Task instructions »
Identify every line containing the word "premuto" and reproduce each one.
::: Records to process :::
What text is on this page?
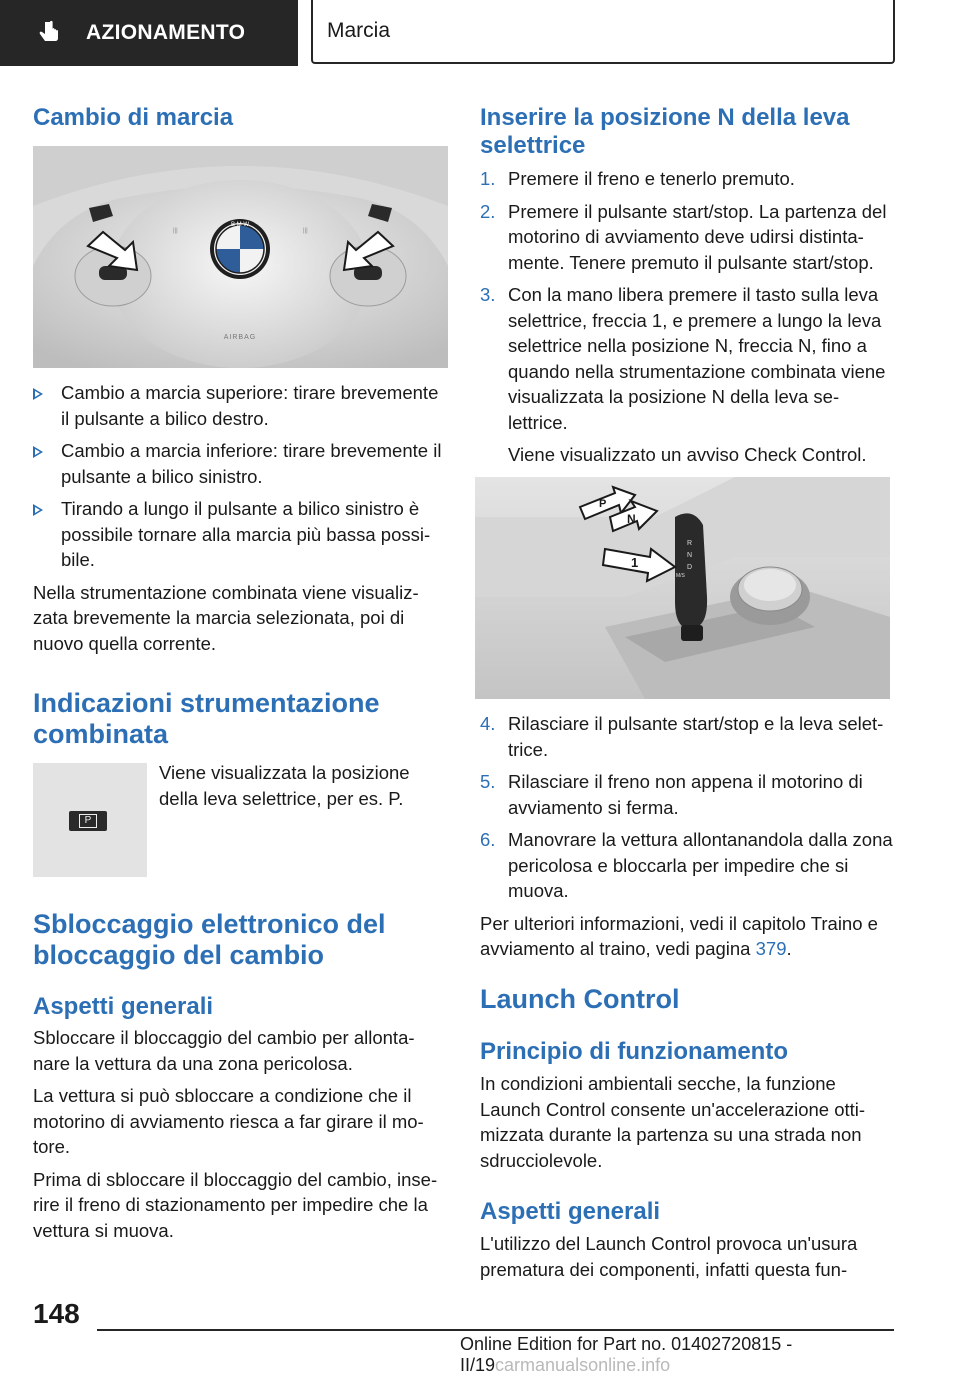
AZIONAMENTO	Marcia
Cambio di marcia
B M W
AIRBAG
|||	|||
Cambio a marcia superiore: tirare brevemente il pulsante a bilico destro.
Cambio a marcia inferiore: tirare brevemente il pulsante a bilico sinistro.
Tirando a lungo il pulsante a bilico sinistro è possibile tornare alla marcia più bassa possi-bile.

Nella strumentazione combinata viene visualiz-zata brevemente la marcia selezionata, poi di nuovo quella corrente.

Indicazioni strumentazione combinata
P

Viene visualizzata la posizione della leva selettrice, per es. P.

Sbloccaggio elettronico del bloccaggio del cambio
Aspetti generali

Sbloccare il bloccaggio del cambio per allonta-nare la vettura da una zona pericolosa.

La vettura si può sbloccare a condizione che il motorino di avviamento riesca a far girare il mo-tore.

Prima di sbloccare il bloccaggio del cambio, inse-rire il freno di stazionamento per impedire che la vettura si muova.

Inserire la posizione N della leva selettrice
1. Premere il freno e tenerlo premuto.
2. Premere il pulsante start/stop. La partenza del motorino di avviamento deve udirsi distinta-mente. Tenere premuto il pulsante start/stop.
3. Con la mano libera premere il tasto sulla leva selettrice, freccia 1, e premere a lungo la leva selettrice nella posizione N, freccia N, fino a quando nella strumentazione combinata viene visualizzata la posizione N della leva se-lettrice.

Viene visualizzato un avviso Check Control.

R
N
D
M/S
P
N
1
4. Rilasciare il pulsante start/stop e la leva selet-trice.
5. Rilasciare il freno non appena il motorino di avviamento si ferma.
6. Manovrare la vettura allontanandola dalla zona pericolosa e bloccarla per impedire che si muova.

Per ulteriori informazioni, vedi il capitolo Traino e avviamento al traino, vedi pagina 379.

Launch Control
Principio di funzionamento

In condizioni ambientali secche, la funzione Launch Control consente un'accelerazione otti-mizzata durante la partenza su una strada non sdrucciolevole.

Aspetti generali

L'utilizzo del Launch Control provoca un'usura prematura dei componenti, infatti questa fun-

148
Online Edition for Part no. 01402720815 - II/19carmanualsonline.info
:::
::: Records to process :::
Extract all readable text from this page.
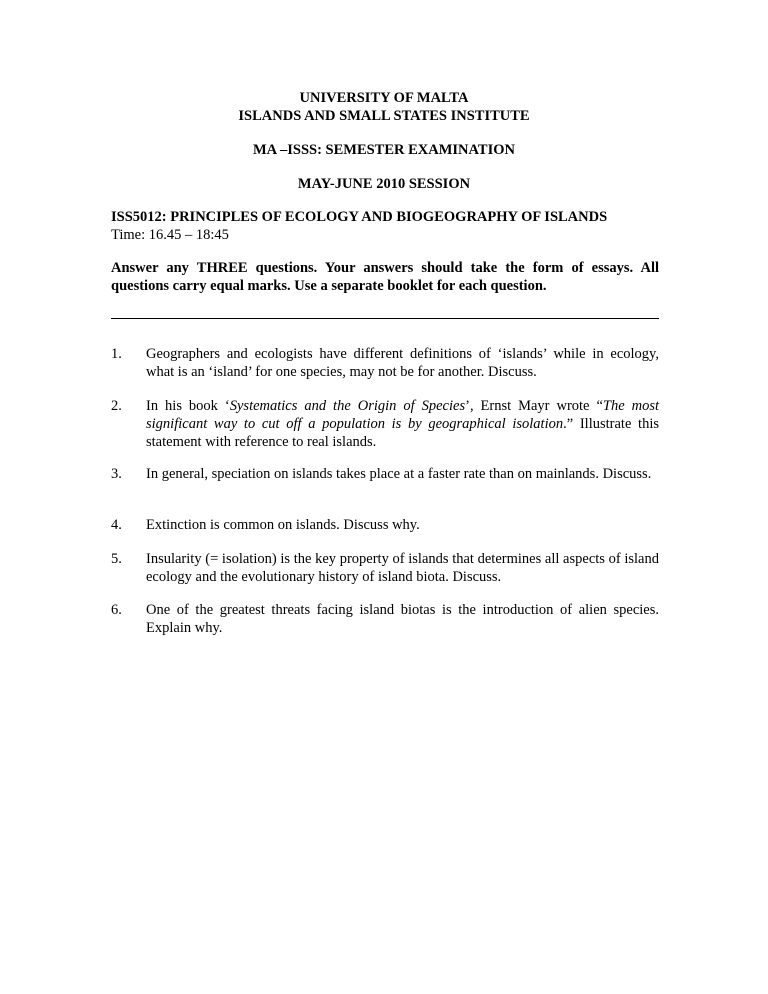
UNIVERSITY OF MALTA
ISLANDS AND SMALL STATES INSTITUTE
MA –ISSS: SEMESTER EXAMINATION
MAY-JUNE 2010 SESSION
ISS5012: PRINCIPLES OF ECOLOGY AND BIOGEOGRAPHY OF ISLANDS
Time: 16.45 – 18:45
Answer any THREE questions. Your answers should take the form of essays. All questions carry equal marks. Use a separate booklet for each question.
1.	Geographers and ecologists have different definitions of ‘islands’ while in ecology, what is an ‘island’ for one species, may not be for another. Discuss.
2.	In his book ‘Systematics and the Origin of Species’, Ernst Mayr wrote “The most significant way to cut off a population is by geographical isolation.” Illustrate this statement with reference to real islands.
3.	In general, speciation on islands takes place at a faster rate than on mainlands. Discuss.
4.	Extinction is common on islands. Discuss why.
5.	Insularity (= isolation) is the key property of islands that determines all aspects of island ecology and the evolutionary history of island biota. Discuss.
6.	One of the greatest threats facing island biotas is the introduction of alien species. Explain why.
:::
::: Records to process :::
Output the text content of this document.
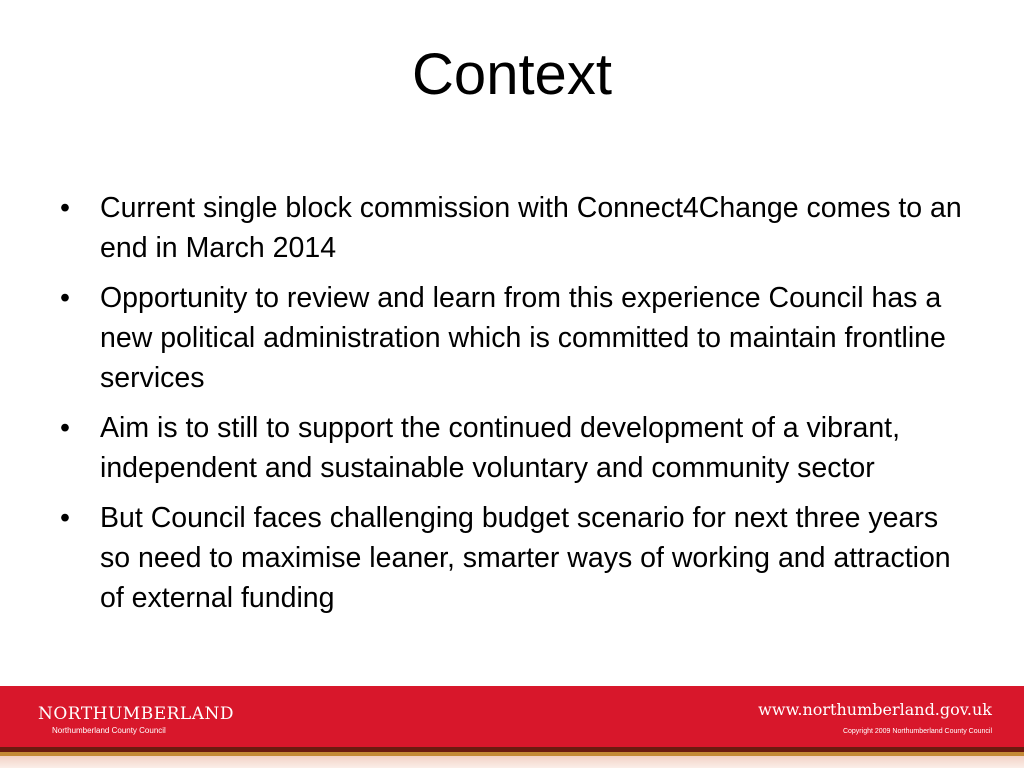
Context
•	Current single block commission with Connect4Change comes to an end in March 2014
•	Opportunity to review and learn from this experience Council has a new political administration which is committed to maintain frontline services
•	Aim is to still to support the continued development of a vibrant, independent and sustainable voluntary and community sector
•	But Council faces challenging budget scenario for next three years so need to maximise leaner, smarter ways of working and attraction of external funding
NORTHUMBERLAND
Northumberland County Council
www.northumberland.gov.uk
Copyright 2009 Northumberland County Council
:::
Response to the task »
1. Premere il freno e tenerlo premuto.
2. Premere il pulsante start/stop. La partenza del motorino di avviamento deve udirsi distinta-mente. Tenere premuto il pulsante start/stop.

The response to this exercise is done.